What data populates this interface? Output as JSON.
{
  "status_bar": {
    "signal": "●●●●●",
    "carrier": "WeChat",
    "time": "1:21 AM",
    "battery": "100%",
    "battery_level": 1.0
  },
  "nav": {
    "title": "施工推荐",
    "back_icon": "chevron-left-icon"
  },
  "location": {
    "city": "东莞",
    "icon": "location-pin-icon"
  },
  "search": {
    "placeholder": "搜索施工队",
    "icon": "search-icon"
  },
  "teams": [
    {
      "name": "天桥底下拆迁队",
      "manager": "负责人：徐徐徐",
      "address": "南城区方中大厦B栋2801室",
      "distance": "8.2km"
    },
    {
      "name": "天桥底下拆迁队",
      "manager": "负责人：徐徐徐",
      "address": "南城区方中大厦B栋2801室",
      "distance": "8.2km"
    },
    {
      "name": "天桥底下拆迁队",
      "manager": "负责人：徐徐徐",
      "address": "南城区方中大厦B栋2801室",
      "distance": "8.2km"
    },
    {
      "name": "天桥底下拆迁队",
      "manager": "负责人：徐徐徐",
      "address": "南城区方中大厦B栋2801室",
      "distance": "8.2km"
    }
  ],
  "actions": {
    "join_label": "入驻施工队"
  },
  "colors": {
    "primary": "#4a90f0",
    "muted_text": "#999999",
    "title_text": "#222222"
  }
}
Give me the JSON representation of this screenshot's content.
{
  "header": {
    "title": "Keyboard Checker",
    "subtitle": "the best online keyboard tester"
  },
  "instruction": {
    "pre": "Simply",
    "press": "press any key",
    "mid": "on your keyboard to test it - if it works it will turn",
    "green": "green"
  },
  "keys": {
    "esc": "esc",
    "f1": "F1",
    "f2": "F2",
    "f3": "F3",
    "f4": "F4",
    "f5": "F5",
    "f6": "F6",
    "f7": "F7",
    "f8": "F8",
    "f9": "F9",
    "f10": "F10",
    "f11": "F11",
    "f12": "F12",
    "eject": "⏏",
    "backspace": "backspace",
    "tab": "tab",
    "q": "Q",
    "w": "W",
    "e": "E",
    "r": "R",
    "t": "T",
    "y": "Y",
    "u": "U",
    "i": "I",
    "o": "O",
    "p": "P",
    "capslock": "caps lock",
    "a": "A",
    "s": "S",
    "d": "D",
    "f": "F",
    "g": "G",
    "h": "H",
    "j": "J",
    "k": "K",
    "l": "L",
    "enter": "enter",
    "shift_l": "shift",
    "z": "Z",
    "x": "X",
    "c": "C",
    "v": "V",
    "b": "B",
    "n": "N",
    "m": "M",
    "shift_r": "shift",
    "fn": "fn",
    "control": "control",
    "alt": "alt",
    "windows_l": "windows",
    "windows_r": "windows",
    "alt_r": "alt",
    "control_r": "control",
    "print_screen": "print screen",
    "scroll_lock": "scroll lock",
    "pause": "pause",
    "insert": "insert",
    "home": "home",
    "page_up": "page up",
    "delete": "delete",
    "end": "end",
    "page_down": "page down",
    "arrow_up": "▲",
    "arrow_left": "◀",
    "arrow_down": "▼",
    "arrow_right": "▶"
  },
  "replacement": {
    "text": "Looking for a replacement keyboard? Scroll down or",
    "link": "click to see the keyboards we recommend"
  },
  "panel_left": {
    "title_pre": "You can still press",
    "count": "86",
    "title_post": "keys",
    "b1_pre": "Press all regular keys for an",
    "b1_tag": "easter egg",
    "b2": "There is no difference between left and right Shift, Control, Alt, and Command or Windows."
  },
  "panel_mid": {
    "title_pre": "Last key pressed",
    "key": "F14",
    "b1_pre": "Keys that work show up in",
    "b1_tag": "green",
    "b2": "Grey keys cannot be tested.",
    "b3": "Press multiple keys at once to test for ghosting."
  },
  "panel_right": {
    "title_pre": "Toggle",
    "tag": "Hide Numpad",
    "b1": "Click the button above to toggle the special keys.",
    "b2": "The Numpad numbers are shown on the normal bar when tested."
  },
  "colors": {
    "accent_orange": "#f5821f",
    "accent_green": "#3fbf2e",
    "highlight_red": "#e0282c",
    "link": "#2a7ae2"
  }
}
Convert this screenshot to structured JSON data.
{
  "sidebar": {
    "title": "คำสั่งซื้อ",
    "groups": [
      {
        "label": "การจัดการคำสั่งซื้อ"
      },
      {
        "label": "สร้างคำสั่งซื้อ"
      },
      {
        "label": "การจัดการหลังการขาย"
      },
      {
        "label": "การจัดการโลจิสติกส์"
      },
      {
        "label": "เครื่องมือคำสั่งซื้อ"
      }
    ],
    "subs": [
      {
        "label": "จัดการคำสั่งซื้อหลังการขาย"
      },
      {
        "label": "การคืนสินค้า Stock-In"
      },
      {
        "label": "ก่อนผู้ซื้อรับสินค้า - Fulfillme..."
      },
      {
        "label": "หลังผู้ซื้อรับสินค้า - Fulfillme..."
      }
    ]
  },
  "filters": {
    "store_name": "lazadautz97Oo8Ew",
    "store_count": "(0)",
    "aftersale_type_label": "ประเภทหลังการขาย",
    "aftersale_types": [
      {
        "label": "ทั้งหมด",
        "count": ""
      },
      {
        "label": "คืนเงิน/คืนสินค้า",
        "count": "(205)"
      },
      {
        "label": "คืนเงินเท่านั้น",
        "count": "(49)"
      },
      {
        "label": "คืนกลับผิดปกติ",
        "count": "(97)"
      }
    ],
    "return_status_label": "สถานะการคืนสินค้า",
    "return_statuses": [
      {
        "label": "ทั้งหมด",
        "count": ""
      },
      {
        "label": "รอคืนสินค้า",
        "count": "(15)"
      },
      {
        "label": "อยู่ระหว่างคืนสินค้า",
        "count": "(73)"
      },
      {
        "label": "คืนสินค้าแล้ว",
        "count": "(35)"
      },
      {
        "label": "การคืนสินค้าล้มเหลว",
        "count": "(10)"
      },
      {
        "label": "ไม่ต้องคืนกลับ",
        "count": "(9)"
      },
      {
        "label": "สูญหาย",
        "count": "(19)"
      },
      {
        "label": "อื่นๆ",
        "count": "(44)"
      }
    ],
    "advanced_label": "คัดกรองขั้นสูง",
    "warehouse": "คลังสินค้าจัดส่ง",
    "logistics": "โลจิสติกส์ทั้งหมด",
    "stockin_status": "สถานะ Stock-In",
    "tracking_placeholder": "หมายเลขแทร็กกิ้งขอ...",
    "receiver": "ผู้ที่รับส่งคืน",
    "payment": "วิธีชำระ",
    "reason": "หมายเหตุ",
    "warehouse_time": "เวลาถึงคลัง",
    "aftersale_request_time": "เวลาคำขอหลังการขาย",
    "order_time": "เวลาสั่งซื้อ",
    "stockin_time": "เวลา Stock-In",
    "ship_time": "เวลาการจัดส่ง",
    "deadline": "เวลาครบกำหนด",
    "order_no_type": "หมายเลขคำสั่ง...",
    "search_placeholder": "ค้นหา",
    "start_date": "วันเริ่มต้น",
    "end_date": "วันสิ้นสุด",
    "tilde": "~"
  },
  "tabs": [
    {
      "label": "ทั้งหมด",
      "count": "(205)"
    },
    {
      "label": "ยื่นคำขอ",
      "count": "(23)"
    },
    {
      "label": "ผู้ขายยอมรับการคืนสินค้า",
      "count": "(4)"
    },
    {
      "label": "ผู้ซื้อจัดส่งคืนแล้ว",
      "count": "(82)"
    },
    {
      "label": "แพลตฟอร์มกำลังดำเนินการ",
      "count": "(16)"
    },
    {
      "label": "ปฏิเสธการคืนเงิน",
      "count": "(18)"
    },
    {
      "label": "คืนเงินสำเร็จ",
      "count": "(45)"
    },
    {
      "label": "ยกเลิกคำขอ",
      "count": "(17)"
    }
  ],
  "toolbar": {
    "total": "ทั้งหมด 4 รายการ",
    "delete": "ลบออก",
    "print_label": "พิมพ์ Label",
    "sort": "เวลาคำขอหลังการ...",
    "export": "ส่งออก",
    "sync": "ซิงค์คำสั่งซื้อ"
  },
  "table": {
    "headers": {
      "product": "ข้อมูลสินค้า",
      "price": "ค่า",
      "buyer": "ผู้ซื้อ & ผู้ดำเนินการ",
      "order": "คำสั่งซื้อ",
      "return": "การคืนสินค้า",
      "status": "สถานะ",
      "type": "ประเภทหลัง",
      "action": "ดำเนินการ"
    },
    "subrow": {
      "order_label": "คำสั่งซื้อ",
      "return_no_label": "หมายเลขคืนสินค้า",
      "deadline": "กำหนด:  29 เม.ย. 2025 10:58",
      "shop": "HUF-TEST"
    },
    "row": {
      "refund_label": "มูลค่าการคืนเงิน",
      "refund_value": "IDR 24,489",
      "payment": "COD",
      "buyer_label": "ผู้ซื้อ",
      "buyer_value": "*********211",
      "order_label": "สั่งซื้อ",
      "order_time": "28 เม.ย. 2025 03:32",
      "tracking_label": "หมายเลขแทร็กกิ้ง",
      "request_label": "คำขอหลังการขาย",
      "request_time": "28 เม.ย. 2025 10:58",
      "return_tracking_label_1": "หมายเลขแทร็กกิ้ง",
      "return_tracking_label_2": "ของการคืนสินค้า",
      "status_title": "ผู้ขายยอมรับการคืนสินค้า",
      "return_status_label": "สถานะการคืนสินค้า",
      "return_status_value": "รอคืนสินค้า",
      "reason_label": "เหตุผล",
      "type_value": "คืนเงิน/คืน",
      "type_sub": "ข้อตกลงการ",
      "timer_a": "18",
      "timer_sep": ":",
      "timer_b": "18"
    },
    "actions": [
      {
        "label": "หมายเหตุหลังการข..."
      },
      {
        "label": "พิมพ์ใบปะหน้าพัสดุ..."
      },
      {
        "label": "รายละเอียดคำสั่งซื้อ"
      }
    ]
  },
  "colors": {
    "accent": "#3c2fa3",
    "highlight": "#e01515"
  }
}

= = = =

WORK TO COMPLETE: Each line with the string "deadline" in it needs to be found and copied.

ANSWER:
    "deadline": "เวลาครบกำหนด",
      "deadline": "กำหนด:  29 เม.ย. 2025 10:58",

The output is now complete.